**DATA SECTION**
========================================================================

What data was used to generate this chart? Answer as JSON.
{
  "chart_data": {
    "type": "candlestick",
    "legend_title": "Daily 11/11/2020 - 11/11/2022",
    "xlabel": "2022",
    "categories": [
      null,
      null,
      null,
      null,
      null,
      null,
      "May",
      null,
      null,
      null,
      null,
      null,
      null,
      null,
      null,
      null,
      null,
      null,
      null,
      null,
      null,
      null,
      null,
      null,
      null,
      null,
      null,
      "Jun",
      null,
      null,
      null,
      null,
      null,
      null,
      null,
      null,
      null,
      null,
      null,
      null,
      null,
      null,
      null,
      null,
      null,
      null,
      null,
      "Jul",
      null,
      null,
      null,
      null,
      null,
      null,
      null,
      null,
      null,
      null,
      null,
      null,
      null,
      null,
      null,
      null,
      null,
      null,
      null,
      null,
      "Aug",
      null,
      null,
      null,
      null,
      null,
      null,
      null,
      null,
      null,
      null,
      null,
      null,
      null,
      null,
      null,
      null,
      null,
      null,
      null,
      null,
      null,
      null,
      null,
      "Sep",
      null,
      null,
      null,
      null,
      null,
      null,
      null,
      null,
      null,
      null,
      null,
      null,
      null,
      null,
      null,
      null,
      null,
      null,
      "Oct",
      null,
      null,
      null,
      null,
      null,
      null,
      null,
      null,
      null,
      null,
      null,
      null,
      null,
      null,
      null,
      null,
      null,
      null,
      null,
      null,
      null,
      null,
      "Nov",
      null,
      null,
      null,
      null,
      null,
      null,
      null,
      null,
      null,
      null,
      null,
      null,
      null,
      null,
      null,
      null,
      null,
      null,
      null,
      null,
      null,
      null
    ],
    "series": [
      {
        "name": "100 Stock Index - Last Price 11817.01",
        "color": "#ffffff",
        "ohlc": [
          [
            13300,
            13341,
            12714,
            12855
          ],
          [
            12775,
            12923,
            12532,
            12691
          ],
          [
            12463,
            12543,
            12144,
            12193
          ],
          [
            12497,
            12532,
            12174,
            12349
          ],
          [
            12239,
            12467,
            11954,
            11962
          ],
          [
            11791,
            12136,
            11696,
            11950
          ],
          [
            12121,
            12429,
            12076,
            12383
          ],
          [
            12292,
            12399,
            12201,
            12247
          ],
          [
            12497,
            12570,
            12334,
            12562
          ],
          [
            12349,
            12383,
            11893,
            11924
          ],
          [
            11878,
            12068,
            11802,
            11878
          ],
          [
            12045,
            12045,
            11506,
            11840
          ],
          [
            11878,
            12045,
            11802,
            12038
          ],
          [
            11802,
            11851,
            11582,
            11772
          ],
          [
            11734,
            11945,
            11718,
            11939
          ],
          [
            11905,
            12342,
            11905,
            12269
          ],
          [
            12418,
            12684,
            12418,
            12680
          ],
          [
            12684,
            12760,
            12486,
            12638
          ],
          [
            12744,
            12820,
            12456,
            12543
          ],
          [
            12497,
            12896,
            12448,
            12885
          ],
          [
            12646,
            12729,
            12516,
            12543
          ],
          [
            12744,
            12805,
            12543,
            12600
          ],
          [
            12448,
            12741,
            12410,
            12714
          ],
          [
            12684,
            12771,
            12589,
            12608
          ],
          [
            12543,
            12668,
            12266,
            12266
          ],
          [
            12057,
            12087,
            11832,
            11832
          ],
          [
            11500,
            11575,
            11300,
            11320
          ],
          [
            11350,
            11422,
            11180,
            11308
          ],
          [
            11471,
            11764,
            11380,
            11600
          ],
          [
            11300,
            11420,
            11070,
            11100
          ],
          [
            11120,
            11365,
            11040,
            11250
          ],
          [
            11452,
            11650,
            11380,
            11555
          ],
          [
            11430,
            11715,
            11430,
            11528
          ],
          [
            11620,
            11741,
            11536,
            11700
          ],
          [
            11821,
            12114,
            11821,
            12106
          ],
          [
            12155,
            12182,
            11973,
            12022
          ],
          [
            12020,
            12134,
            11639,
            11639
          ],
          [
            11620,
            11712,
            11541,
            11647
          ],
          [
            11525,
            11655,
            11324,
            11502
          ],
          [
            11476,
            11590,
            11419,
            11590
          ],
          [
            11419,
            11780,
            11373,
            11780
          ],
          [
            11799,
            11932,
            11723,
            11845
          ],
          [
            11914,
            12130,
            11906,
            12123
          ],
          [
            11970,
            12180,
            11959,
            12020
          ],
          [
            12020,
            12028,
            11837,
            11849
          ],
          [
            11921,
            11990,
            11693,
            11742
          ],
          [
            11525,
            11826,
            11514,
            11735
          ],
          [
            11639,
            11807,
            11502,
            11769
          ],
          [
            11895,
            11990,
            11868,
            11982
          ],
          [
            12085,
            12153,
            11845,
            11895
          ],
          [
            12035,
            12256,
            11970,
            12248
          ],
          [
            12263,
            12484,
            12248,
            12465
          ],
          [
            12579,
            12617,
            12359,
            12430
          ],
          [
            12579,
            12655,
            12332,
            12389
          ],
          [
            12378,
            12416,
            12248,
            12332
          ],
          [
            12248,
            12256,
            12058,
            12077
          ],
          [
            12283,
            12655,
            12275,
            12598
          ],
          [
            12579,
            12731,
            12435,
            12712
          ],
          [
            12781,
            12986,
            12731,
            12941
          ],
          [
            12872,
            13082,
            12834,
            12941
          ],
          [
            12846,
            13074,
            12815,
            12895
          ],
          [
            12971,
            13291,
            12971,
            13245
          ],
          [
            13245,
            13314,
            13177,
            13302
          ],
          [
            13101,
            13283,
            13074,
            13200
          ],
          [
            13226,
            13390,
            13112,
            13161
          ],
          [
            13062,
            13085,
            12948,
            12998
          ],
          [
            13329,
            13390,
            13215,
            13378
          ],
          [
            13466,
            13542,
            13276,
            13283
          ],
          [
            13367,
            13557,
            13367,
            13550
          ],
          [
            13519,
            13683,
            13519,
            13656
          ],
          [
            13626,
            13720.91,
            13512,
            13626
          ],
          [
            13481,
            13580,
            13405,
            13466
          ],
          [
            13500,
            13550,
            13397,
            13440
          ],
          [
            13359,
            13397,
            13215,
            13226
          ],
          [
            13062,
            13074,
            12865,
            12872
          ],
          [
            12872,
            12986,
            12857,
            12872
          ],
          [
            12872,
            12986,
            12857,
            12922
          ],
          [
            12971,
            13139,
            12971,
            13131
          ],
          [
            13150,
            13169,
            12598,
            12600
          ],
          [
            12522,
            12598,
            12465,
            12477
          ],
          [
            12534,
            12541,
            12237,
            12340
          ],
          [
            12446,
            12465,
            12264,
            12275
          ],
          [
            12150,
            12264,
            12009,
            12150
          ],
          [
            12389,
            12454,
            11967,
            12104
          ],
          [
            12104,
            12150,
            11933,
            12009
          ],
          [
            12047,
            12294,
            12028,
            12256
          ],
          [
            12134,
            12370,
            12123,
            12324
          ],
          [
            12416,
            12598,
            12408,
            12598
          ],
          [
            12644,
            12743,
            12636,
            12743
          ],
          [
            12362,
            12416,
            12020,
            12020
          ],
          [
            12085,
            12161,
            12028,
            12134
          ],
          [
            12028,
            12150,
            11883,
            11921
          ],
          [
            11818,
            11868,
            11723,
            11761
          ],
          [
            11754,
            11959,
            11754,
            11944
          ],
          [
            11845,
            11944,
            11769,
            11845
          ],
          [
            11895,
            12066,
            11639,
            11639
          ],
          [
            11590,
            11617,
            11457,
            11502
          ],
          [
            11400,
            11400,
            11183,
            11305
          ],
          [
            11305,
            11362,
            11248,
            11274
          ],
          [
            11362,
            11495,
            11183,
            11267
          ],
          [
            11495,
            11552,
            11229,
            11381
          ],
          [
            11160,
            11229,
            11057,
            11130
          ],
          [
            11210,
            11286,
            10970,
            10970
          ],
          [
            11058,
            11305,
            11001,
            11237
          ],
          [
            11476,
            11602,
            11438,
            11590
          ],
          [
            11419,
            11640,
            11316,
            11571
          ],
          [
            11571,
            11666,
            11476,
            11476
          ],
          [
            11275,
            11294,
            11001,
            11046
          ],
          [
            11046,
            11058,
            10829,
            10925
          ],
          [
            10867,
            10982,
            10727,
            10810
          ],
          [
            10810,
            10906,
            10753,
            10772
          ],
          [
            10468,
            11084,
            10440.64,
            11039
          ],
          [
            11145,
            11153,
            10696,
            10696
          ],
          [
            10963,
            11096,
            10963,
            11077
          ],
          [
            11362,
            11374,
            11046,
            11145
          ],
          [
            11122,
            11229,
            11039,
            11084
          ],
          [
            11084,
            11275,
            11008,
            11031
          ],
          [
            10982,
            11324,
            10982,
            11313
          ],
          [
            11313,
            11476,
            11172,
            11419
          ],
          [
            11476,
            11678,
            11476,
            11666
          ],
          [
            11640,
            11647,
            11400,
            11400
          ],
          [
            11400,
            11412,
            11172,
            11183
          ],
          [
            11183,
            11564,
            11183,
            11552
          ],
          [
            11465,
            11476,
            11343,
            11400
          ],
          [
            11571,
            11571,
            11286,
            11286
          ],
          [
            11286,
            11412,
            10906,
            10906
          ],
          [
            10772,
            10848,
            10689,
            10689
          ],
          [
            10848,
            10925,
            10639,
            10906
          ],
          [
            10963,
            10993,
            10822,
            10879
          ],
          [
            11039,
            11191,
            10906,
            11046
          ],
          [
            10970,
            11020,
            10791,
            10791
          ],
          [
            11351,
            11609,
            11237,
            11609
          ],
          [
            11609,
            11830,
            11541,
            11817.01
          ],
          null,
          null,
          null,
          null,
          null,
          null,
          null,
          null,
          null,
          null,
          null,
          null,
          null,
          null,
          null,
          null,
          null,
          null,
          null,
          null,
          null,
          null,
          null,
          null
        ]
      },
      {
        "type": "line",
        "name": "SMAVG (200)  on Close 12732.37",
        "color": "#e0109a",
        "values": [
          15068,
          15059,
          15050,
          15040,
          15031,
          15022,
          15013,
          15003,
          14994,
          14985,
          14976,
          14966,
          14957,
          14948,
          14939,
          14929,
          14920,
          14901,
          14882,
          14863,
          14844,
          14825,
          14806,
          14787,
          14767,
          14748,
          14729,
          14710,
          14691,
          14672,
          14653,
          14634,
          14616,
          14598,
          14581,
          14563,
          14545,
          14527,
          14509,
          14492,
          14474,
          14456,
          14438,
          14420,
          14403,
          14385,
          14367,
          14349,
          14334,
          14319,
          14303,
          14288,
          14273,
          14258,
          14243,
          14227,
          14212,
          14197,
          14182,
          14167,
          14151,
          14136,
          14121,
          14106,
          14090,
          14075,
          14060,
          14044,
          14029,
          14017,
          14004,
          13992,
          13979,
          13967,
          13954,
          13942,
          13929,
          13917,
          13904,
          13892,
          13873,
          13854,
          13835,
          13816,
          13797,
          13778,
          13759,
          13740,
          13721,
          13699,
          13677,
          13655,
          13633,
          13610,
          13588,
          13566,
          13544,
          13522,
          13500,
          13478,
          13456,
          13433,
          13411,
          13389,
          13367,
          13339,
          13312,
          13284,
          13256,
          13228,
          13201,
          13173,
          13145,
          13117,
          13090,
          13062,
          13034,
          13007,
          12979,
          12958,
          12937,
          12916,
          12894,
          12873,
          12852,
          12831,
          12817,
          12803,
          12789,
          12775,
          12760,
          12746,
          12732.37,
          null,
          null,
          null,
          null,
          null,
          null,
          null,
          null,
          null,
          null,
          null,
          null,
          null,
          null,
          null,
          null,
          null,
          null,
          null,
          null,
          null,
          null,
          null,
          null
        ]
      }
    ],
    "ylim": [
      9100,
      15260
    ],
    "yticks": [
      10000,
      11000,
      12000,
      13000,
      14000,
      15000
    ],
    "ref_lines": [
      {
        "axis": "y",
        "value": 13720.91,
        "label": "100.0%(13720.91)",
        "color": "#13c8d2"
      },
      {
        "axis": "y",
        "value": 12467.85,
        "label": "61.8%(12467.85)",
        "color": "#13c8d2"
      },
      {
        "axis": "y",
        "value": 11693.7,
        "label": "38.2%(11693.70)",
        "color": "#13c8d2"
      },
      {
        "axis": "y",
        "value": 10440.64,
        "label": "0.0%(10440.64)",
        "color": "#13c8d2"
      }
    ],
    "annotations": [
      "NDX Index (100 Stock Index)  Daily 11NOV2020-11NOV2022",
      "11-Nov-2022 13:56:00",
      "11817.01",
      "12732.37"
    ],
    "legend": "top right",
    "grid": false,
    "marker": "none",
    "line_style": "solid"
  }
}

========================================================================

**WHAT NEEDS TO BE DONE**
Gather each line holding the string "Index".

**FULL OUTPUT**
        "name": "100 Stock Index - Last Price 11817.01",
      "NDX Index (100 Stock Index)  Daily 11NOV2020-11NOV2022",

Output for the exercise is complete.